Dataset records
· · · · ·

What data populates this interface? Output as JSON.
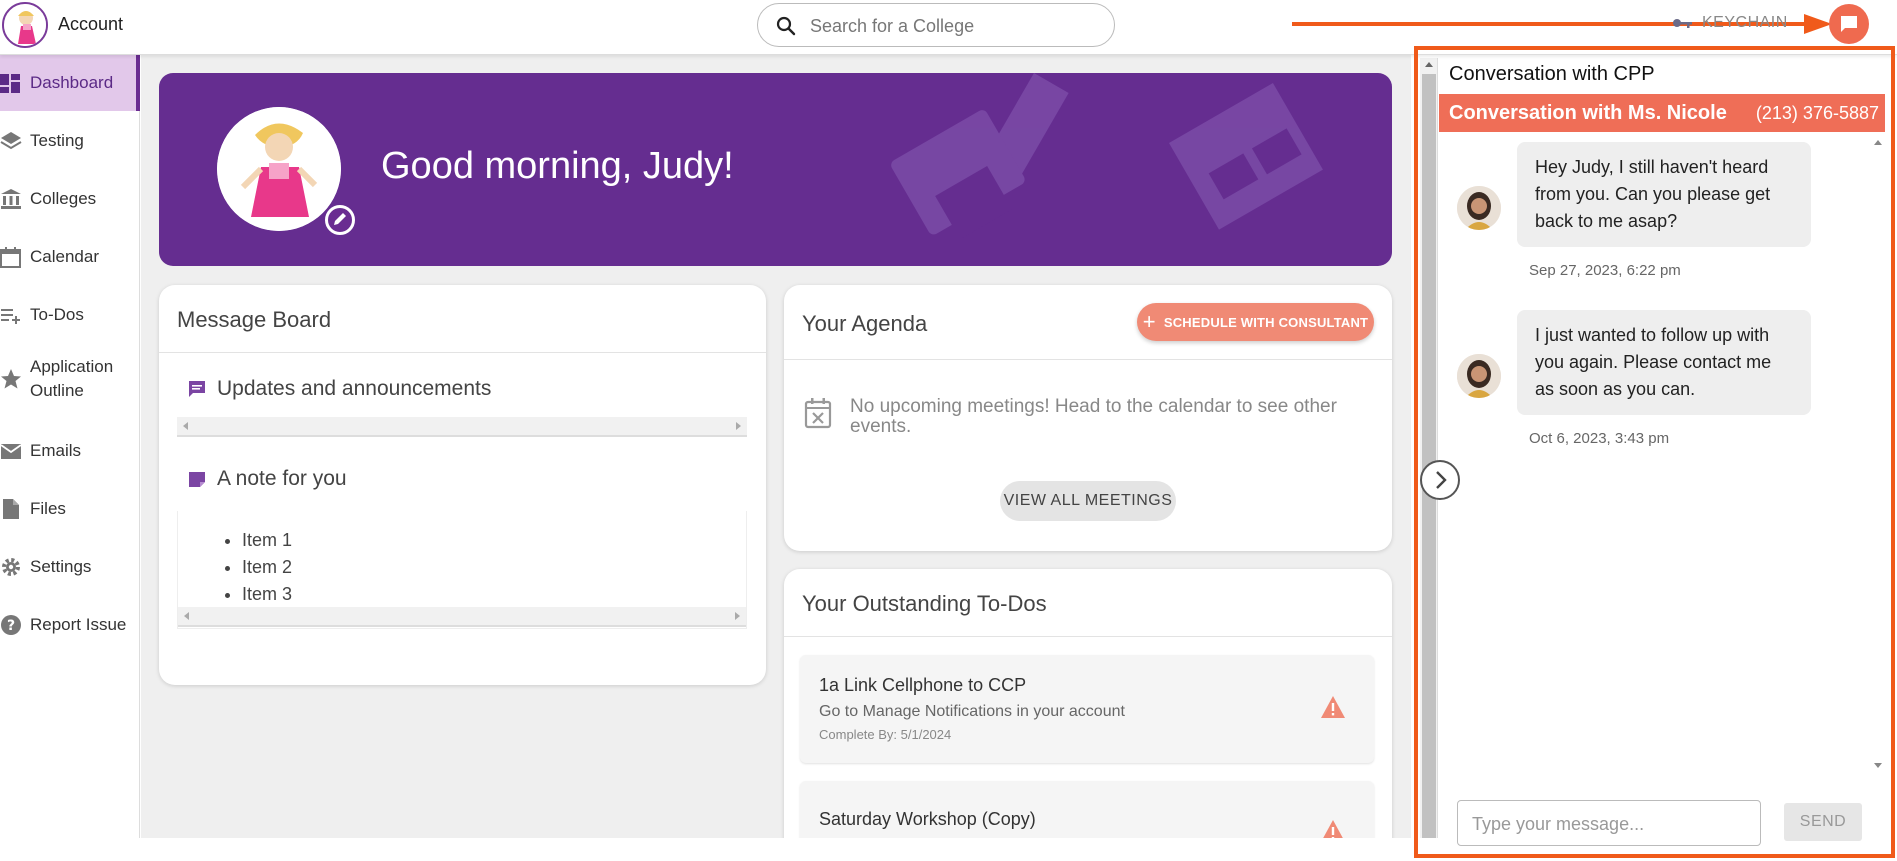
{
  "topbar": {
    "account_label": "Account",
    "search_placeholder": "Search for a College",
    "keychain_label": "KEYCHAIN"
  },
  "sidebar": {
    "items": [
      {
        "label": "Dashboard",
        "icon": "dashboard-icon",
        "active": true
      },
      {
        "label": "Testing",
        "icon": "layers-icon"
      },
      {
        "label": "Colleges",
        "icon": "institution-icon"
      },
      {
        "label": "Calendar",
        "icon": "calendar-icon"
      },
      {
        "label": "To-Dos",
        "icon": "playlist-add-icon"
      },
      {
        "label": "Application Outline",
        "icon": "star-icon"
      },
      {
        "label": "Emails",
        "icon": "mail-icon"
      },
      {
        "label": "Files",
        "icon": "file-icon"
      },
      {
        "label": "Settings",
        "icon": "gear-icon"
      },
      {
        "label": "Report Issue",
        "icon": "help-icon"
      }
    ],
    "accent_color": "#6a2c91"
  },
  "banner": {
    "greeting": "Good morning, Judy!",
    "color": "#652d90"
  },
  "message_board": {
    "title": "Message Board",
    "updates_heading": "Updates and announcements",
    "note_heading": "A note for you",
    "note_items": [
      "Item 1",
      "Item 2",
      "Item 3"
    ]
  },
  "agenda": {
    "title": "Your Agenda",
    "schedule_button": "SCHEDULE WITH CONSULTANT",
    "empty_text": "No upcoming meetings! Head to the calendar to see other events.",
    "view_all_button": "VIEW ALL MEETINGS"
  },
  "todos": {
    "title": "Your Outstanding To-Dos",
    "items": [
      {
        "title": "1a Link Cellphone to CCP",
        "description": "Go to Manage Notifications in your account",
        "due": "Complete By: 5/1/2024"
      },
      {
        "title": "Saturday Workshop (Copy)"
      }
    ]
  },
  "chat": {
    "header_title": "Conversation with CPP",
    "conversation_name": "Conversation with Ms. Nicole",
    "phone": "(213) 376-5887",
    "messages": [
      {
        "text": "Hey Judy, I still haven't heard from you. Can you please get back to me asap?",
        "time": "Sep 27, 2023, 6:22 pm"
      },
      {
        "text": "I just wanted to follow up with you again. Please contact me as soon as you can.",
        "time": "Oct 6, 2023, 3:43 pm"
      }
    ],
    "input_placeholder": "Type your message...",
    "send_label": "SEND",
    "accent_color": "#ef6e57",
    "highlight_color": "#f05a1a"
  }
}
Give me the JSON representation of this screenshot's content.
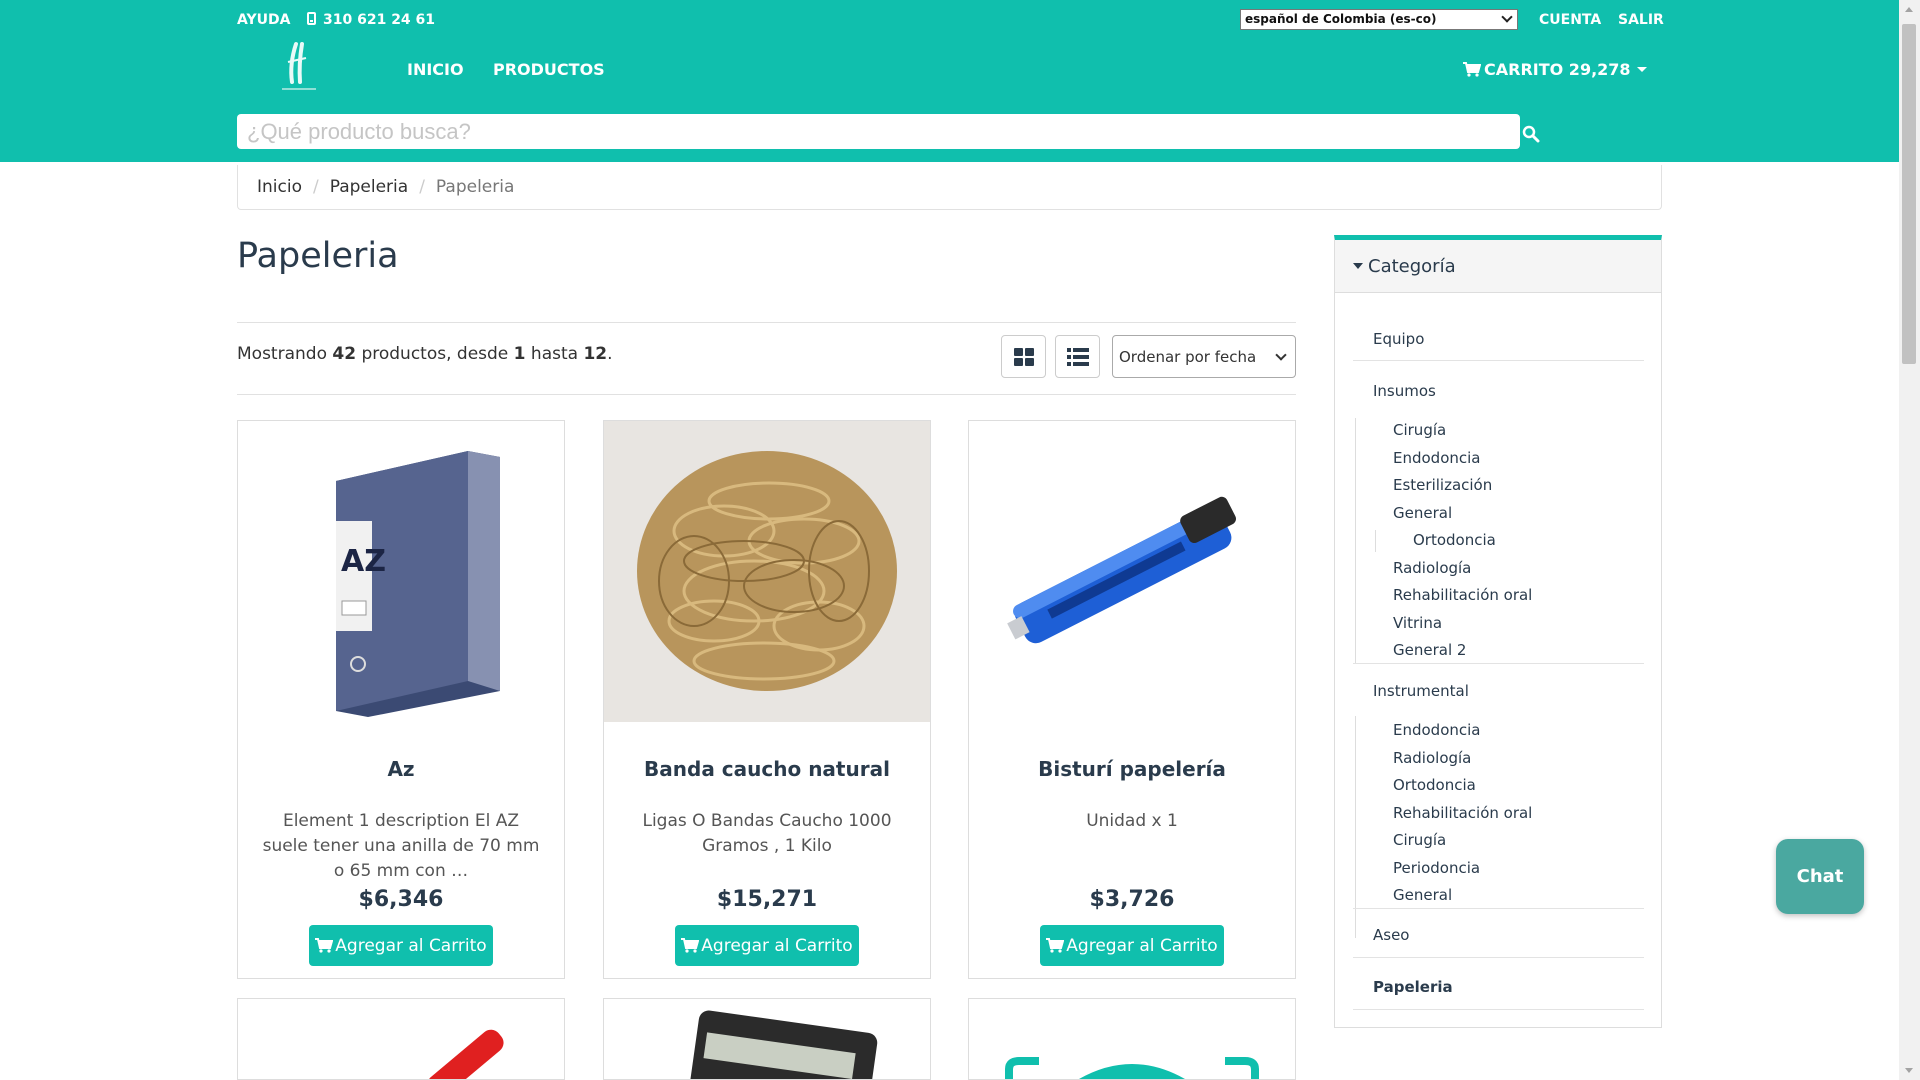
{
  "header": {
    "help": "AYUDA",
    "phone": "310 621 24 61",
    "language": "español de Colombia (es-co)",
    "account": "CUENTA",
    "logout": "SALIR",
    "nav": [
      "INICIO",
      "PRODUCTOS"
    ],
    "cart": "CARRITO 29,278",
    "search_placeholder": "¿Qué producto busca?",
    "accent": "#10bfad"
  },
  "breadcrumb": [
    "Inicio",
    "Papeleria",
    "Papeleria"
  ],
  "main": {
    "title": "Papeleria",
    "showing_prefix": "Mostrando",
    "total": "42",
    "showing_mid": "productos, desde",
    "from": "1",
    "showing_to": "hasta",
    "to": "12",
    "showing_end": ".",
    "sort": "Ordenar por fecha",
    "view_icons": [
      "grid-view-icon",
      "list-view-icon"
    ]
  },
  "products": [
    {
      "name": "Az",
      "description": "Element 1 description El AZ suele tener una anilla de 70 mm o 65 mm con …",
      "price": "$6,346",
      "button": "Agregar al Carrito"
    },
    {
      "name": "Banda caucho natural",
      "description": "Ligas O Bandas Caucho 1000 Gramos , 1 Kilo",
      "price": "$15,271",
      "button": "Agregar al Carrito"
    },
    {
      "name": "Bisturí papelería",
      "description": "Unidad x 1",
      "price": "$3,726",
      "button": "Agregar al Carrito"
    }
  ],
  "sidebar": {
    "heading": "Categoría",
    "equipo": "Equipo",
    "insumos": "Insumos",
    "insumos_sub": [
      "Cirugía",
      "Endodoncia",
      "Esterilización",
      "General",
      "Ortodoncia",
      "Radiología",
      "Rehabilitación oral",
      "Vitrina",
      "General 2"
    ],
    "instrumental": "Instrumental",
    "instrumental_sub": [
      "Endodoncia",
      "Radiología",
      "Ortodoncia",
      "Rehabilitación oral",
      "Cirugía",
      "Periodoncia",
      "General"
    ],
    "aseo": "Aseo",
    "papeleria": "Papeleria"
  },
  "chat": "Chat"
}
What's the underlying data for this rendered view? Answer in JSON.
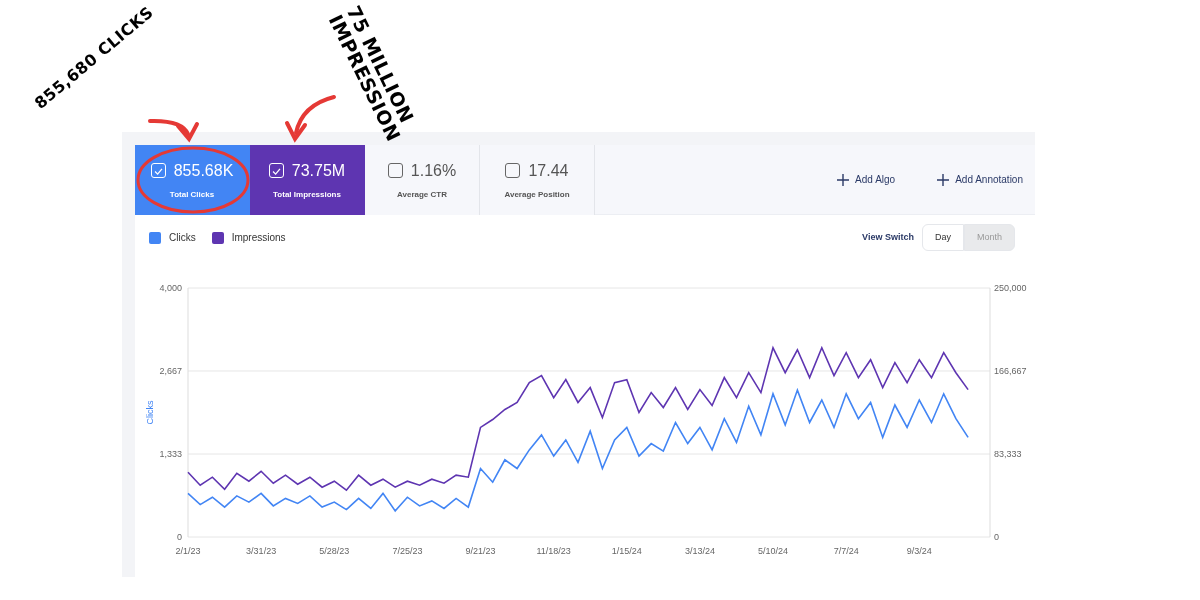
{
  "overlay_notes": [
    {
      "text": "855,680 CLICKS"
    },
    {
      "text": "75 MILLION\nIMPRESSION"
    }
  ],
  "metrics": [
    {
      "value": "855.68K",
      "label": "Total Clicks",
      "checked": true,
      "color": "#4285f4"
    },
    {
      "value": "73.75M",
      "label": "Total Impressions",
      "checked": true,
      "color": "#5e35b1"
    },
    {
      "value": "1.16%",
      "label": "Average CTR",
      "checked": false
    },
    {
      "value": "17.44",
      "label": "Average Position",
      "checked": false
    }
  ],
  "actions": [
    {
      "label": "Add Algo"
    },
    {
      "label": "Add Annotation"
    }
  ],
  "view_switch": {
    "label": "View Switch",
    "options": [
      {
        "label": "Day",
        "selected": true
      },
      {
        "label": "Month",
        "selected": false
      }
    ]
  },
  "chart": {
    "chart_data": {
      "type": "line",
      "ylabel": "Clicks",
      "categories": [
        "2/1/23",
        null,
        null,
        null,
        null,
        null,
        "3/31/23",
        null,
        null,
        null,
        null,
        null,
        "5/28/23",
        null,
        null,
        null,
        null,
        null,
        "7/25/23",
        null,
        null,
        null,
        null,
        null,
        "9/21/23",
        null,
        null,
        null,
        null,
        null,
        "11/18/23",
        null,
        null,
        null,
        null,
        null,
        "1/15/24",
        null,
        null,
        null,
        null,
        null,
        "3/13/24",
        null,
        null,
        null,
        null,
        null,
        "5/10/24",
        null,
        null,
        null,
        null,
        null,
        "7/7/24",
        null,
        null,
        null,
        null,
        null,
        "9/3/24",
        null,
        null,
        null,
        null
      ],
      "series": [
        {
          "name": "Clicks",
          "color": "#4285f4",
          "values": [
            700,
            520,
            640,
            480,
            660,
            560,
            700,
            500,
            620,
            540,
            660,
            480,
            560,
            440,
            620,
            460,
            700,
            420,
            640,
            500,
            580,
            460,
            620,
            480,
            1100,
            880,
            1240,
            1100,
            1400,
            1640,
            1300,
            1560,
            1200,
            1700,
            1100,
            1560,
            1760,
            1300,
            1500,
            1380,
            1840,
            1500,
            1760,
            1400,
            1900,
            1520,
            2100,
            1640,
            2300,
            1800,
            2360,
            1840,
            2200,
            1760,
            2300,
            1900,
            2160,
            1600,
            2120,
            1760,
            2200,
            1840,
            2300,
            1900,
            1600
          ]
        },
        {
          "name": "Impressions",
          "color": "#5e35b1",
          "axis": "y2",
          "values": [
            65000,
            52000,
            60000,
            48000,
            64000,
            56000,
            66000,
            54000,
            62000,
            53000,
            60000,
            50000,
            56000,
            47000,
            62000,
            52000,
            58000,
            50000,
            56000,
            52000,
            58000,
            54000,
            62000,
            60000,
            110000,
            118000,
            128000,
            135000,
            155000,
            162000,
            140000,
            158000,
            135000,
            150000,
            120000,
            155000,
            158000,
            125000,
            145000,
            130000,
            150000,
            128000,
            148000,
            132000,
            160000,
            140000,
            165000,
            145000,
            190000,
            165000,
            188000,
            160000,
            190000,
            162000,
            185000,
            160000,
            178000,
            150000,
            175000,
            155000,
            178000,
            160000,
            185000,
            165000,
            148000
          ]
        }
      ],
      "ylim": [
        0,
        4000
      ],
      "y2lim": [
        0,
        250000
      ],
      "yticks": [
        {
          "value": 0,
          "label": "0"
        },
        {
          "value": 1333,
          "label": "1,333"
        },
        {
          "value": 2667,
          "label": "2,667"
        },
        {
          "value": 4000,
          "label": "4,000"
        }
      ],
      "y2ticks": [
        {
          "value": 0,
          "label": "0"
        },
        {
          "value": 83333,
          "label": "83,333"
        },
        {
          "value": 166667,
          "label": "166,667"
        },
        {
          "value": 250000,
          "label": "250,000"
        }
      ]
    }
  }
}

· · · · ·

(Prompt): In the entries above, identify each line that includes the string "Papeleria", then copy it.

(Task result):
    "Papeleria",
    "Papeleria"
    "title": "Papeleria",
    "papeleria": "Papeleria"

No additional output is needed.